** The problem **
Transcribe the listing that follows in full, omitting pictures.
* Begin Provided entries *
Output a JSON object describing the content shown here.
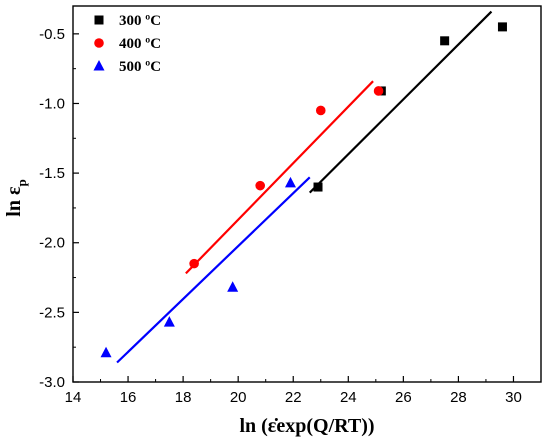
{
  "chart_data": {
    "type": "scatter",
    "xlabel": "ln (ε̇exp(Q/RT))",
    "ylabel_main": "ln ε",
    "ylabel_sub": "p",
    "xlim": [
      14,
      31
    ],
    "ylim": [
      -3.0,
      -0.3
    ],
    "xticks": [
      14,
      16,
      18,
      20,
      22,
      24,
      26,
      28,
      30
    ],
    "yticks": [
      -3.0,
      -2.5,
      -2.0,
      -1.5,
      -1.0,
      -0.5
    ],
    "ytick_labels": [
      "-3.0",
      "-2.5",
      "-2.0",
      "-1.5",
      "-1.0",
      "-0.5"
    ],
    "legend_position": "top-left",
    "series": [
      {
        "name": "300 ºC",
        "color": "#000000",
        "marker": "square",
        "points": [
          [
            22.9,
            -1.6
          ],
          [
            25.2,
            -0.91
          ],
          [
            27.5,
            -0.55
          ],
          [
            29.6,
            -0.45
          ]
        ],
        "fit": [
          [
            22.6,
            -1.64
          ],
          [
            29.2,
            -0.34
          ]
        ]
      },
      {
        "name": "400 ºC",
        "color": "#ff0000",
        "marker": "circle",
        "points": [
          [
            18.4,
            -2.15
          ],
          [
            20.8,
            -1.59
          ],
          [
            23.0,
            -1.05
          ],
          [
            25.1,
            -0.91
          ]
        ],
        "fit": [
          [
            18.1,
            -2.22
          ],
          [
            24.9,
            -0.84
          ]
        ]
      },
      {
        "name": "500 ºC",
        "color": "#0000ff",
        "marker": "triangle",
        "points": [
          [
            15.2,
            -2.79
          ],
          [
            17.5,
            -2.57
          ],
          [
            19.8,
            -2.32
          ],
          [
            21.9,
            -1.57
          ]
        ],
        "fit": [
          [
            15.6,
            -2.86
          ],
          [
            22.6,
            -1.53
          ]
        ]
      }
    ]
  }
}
* End Provided entries *
** Result for this task **
Output a JSON object describing the content shown here.
{
  "chart_data": {
    "type": "scatter",
    "xlabel": "ln (ε̇exp(Q/RT))",
    "ylabel_main": "ln ε",
    "ylabel_sub": "p",
    "xlim": [
      14,
      31
    ],
    "ylim": [
      -3.0,
      -0.3
    ],
    "xticks": [
      14,
      16,
      18,
      20,
      22,
      24,
      26,
      28,
      30
    ],
    "yticks": [
      -3.0,
      -2.5,
      -2.0,
      -1.5,
      -1.0,
      -0.5
    ],
    "ytick_labels": [
      "-3.0",
      "-2.5",
      "-2.0",
      "-1.5",
      "-1.0",
      "-0.5"
    ],
    "legend_position": "top-left",
    "series": [
      {
        "name": "300 ºC",
        "color": "#000000",
        "marker": "square",
        "points": [
          [
            22.9,
            -1.6
          ],
          [
            25.2,
            -0.91
          ],
          [
            27.5,
            -0.55
          ],
          [
            29.6,
            -0.45
          ]
        ],
        "fit": [
          [
            22.6,
            -1.64
          ],
          [
            29.2,
            -0.34
          ]
        ]
      },
      {
        "name": "400 ºC",
        "color": "#ff0000",
        "marker": "circle",
        "points": [
          [
            18.4,
            -2.15
          ],
          [
            20.8,
            -1.59
          ],
          [
            23.0,
            -1.05
          ],
          [
            25.1,
            -0.91
          ]
        ],
        "fit": [
          [
            18.1,
            -2.22
          ],
          [
            24.9,
            -0.84
          ]
        ]
      },
      {
        "name": "500 ºC",
        "color": "#0000ff",
        "marker": "triangle",
        "points": [
          [
            15.2,
            -2.79
          ],
          [
            17.5,
            -2.57
          ],
          [
            19.8,
            -2.32
          ],
          [
            21.9,
            -1.57
          ]
        ],
        "fit": [
          [
            15.6,
            -2.86
          ],
          [
            22.6,
            -1.53
          ]
        ]
      }
    ]
  }
}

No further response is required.